------ Data to use

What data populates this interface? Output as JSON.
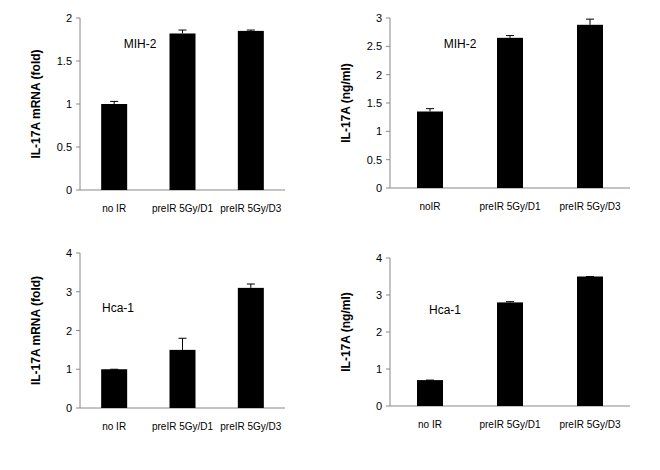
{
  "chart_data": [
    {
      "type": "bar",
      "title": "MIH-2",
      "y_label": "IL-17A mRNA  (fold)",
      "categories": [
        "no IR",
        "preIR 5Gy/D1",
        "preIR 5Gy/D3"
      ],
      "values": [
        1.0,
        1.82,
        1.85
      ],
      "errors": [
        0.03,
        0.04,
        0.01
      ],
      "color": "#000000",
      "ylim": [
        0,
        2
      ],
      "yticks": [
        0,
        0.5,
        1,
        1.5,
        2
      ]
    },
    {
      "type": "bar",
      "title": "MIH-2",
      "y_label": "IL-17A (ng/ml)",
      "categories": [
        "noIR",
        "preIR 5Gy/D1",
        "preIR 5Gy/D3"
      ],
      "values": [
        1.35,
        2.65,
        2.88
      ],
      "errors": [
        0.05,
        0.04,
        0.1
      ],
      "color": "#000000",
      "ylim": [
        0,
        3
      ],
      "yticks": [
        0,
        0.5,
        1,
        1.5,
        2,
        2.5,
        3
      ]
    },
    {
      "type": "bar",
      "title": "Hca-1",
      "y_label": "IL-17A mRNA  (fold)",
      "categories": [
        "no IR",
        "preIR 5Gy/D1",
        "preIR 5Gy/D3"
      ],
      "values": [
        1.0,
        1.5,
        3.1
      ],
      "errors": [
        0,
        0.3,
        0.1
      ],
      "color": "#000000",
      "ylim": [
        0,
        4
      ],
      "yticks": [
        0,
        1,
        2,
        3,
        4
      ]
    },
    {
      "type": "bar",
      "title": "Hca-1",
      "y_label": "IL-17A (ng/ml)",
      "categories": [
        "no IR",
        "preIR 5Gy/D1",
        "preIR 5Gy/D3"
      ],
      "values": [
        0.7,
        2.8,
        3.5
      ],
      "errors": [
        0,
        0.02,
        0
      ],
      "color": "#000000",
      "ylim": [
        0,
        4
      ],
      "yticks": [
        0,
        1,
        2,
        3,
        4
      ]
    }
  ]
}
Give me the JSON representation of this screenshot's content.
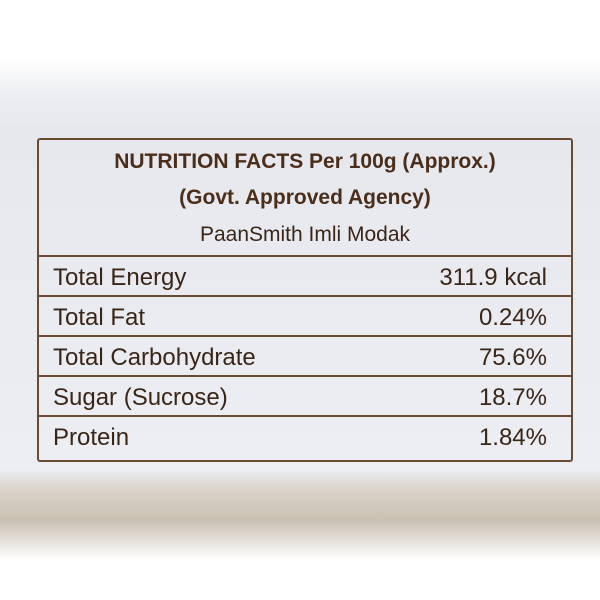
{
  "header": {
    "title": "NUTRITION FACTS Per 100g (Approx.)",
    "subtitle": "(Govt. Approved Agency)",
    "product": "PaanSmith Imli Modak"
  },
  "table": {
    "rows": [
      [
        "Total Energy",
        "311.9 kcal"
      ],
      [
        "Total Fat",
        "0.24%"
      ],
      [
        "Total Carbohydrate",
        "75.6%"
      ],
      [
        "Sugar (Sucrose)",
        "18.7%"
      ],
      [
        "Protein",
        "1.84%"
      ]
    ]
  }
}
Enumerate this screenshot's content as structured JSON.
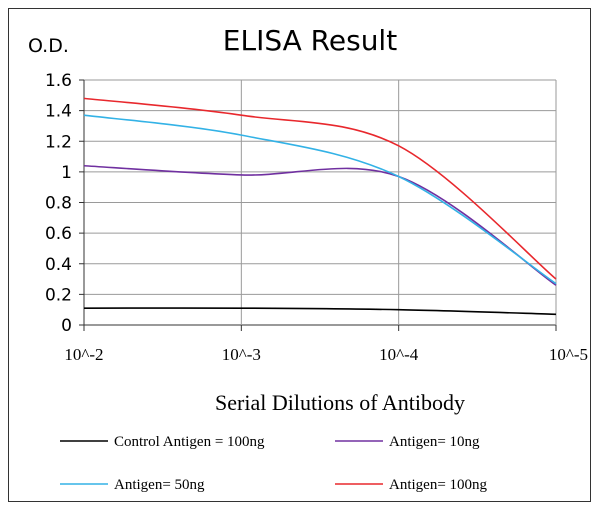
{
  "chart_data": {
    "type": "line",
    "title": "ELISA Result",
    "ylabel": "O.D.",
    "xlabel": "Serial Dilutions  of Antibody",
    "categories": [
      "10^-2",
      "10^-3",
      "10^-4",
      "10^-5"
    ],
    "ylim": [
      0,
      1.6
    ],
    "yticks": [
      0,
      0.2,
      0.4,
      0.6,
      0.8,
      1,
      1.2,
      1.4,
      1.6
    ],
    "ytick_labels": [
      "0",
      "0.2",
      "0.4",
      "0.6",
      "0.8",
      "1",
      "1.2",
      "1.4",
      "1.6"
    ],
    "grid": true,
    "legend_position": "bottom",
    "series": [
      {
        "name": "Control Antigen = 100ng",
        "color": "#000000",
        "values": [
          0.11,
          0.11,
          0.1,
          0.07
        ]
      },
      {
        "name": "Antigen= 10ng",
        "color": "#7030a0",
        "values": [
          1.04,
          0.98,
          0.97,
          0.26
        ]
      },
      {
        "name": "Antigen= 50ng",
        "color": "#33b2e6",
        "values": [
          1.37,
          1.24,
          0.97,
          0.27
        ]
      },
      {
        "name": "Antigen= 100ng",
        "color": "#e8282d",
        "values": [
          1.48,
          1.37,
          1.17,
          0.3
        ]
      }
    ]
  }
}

------------
------ Data to use

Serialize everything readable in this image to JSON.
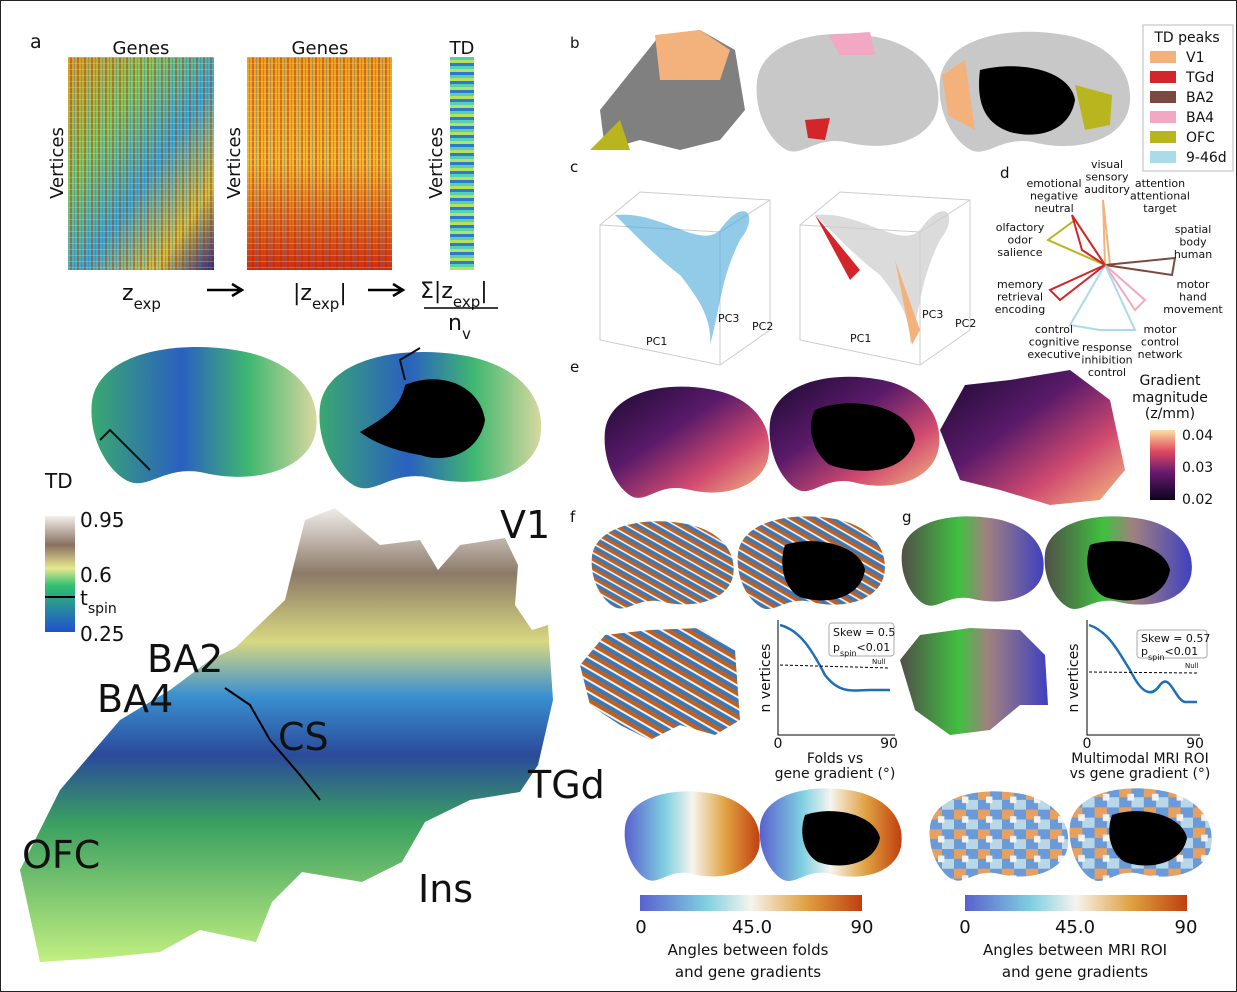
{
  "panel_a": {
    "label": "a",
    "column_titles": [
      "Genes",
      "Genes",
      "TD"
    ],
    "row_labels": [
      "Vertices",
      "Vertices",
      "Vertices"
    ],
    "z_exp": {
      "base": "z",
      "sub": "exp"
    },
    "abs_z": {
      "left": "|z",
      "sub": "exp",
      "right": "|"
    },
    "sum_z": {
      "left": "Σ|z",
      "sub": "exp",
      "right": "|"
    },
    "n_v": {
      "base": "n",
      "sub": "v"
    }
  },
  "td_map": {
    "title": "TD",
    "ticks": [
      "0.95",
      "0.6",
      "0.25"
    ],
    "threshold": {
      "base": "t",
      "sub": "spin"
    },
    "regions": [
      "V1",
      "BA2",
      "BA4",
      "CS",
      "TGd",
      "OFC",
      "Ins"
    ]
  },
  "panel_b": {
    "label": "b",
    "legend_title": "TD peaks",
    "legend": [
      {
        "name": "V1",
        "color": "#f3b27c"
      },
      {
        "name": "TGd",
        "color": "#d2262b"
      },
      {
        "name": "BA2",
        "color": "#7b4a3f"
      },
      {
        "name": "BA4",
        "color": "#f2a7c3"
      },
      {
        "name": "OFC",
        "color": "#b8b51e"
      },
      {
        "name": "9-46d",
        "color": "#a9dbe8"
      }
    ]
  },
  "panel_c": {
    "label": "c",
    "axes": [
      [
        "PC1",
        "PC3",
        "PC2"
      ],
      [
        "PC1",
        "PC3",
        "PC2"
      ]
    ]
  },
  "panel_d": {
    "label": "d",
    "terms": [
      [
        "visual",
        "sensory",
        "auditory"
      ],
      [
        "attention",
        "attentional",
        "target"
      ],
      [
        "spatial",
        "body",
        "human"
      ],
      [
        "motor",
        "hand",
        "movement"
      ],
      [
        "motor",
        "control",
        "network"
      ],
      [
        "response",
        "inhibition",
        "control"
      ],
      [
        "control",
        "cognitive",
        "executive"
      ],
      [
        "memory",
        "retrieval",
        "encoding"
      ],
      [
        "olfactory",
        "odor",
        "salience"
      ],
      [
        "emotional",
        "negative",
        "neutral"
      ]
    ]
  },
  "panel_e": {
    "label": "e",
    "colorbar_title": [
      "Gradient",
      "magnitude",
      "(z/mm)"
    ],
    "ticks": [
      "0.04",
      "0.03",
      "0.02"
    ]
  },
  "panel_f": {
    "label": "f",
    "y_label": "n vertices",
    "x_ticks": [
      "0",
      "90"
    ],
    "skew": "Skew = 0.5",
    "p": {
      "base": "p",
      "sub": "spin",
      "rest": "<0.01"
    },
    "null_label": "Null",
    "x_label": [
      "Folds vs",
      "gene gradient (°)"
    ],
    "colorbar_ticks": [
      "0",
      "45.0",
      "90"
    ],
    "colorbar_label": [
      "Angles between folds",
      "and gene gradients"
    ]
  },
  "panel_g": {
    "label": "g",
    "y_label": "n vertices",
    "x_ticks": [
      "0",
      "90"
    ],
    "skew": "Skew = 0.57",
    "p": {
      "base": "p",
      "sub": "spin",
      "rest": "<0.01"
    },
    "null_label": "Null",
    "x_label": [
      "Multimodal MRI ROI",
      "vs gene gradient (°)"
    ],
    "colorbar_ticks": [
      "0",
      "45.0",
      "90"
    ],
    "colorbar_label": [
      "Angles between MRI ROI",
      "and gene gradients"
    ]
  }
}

------------

Exercise instructions ::
Some lines in the records above contain "between". Count them and give the number only.

Solution below ::
2